** WRITTEN EXERCISE **
Please state how many lines in the records contain the string "JSON", with no words besides the number.

[Records]
'''

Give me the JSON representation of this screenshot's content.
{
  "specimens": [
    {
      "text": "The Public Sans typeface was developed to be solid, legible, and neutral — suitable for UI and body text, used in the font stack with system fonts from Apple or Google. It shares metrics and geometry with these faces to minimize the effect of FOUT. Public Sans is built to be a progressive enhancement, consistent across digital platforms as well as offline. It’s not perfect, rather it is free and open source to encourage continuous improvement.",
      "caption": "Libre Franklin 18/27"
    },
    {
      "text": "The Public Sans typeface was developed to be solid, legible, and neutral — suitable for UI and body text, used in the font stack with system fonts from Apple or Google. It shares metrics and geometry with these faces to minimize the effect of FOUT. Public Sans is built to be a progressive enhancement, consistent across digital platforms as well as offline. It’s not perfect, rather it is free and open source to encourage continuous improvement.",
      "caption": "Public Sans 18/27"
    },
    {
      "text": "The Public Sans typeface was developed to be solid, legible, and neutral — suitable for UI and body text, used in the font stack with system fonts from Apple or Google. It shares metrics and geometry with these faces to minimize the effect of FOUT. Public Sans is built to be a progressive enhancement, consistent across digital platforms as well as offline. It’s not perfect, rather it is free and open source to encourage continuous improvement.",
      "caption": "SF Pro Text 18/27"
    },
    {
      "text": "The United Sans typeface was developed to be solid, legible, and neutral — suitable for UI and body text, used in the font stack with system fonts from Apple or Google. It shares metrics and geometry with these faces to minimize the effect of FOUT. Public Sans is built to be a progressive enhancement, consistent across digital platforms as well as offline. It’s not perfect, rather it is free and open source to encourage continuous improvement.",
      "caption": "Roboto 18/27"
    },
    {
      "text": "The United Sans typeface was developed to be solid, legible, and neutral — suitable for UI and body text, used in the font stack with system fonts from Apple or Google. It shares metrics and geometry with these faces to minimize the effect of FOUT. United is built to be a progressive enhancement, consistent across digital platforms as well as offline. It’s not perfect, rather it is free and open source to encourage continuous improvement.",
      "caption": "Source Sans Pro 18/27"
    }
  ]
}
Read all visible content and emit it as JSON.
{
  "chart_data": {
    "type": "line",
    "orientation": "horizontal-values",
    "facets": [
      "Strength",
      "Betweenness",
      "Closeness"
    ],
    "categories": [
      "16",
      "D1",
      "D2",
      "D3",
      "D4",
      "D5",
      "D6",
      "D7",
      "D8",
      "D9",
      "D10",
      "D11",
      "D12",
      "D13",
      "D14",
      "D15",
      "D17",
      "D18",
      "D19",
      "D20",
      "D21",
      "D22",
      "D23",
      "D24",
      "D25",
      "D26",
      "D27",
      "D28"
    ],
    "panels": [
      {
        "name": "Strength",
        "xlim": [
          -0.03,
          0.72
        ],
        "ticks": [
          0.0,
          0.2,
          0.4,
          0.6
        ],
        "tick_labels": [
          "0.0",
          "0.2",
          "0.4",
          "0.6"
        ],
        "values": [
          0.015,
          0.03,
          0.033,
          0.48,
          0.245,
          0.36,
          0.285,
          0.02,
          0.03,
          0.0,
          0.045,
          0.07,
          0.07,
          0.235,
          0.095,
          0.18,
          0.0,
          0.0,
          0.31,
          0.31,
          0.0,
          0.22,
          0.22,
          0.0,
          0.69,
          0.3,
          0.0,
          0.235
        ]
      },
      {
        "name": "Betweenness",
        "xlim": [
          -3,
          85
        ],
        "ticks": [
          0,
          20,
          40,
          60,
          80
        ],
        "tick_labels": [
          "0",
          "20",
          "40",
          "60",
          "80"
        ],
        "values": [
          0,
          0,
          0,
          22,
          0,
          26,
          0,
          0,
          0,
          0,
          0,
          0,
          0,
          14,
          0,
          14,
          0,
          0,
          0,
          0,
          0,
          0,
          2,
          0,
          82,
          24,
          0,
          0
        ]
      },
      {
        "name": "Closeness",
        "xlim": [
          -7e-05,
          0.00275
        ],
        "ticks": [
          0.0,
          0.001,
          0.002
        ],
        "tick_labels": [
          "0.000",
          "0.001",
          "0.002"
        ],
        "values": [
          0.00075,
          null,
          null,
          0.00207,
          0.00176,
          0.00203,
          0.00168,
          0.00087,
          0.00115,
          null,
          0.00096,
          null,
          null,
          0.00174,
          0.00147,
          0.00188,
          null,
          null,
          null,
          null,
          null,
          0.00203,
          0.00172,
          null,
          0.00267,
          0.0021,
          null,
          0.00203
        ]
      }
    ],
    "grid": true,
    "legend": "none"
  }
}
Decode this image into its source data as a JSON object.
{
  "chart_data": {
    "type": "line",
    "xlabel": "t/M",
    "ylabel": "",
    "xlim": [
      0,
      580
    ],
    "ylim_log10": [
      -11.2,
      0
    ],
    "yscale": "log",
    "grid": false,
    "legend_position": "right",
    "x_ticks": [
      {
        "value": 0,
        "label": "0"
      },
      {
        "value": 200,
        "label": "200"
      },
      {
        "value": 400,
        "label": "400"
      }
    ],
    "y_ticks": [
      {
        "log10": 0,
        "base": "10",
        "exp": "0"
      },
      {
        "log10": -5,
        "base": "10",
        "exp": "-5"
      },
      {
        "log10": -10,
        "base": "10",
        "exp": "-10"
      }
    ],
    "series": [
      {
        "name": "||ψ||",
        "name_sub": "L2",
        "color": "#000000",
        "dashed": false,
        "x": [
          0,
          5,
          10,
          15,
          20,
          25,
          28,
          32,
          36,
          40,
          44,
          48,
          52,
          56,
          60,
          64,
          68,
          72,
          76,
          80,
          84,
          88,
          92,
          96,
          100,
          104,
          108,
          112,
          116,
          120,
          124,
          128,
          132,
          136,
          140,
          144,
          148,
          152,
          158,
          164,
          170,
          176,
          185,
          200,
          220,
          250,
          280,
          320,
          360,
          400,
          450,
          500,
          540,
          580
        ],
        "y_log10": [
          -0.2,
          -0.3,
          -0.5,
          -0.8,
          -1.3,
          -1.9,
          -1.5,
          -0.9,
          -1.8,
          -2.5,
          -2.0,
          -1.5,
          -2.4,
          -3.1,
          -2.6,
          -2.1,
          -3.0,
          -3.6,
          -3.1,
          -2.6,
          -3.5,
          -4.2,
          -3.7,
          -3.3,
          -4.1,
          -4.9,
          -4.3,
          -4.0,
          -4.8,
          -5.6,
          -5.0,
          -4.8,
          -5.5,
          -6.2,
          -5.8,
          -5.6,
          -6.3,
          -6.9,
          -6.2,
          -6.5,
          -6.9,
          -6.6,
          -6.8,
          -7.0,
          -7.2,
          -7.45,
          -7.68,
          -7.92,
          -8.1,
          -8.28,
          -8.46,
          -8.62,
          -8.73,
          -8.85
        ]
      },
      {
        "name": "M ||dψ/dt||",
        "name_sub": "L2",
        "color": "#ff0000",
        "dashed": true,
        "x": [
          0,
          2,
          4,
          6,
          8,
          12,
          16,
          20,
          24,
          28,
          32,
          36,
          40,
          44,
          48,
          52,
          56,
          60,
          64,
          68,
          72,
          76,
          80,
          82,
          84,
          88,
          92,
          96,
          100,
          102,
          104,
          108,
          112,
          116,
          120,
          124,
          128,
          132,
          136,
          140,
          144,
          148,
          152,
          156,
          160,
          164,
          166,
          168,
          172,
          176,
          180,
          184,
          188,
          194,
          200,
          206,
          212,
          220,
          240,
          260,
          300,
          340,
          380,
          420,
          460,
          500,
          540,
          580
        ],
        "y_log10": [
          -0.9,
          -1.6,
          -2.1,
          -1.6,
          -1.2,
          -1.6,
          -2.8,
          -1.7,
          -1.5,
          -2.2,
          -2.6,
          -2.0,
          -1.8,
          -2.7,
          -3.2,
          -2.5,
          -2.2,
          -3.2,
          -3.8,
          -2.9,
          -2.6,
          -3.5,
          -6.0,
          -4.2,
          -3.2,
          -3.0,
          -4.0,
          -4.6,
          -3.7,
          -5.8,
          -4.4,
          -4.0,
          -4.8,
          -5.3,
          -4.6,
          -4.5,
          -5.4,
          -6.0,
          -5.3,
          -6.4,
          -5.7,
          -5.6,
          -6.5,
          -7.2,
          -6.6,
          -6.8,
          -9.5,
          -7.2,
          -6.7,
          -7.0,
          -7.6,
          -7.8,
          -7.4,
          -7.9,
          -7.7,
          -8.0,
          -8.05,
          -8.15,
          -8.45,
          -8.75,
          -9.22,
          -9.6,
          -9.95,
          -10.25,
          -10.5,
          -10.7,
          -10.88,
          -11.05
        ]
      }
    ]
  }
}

'''

** EXPECTED ANSWER **
3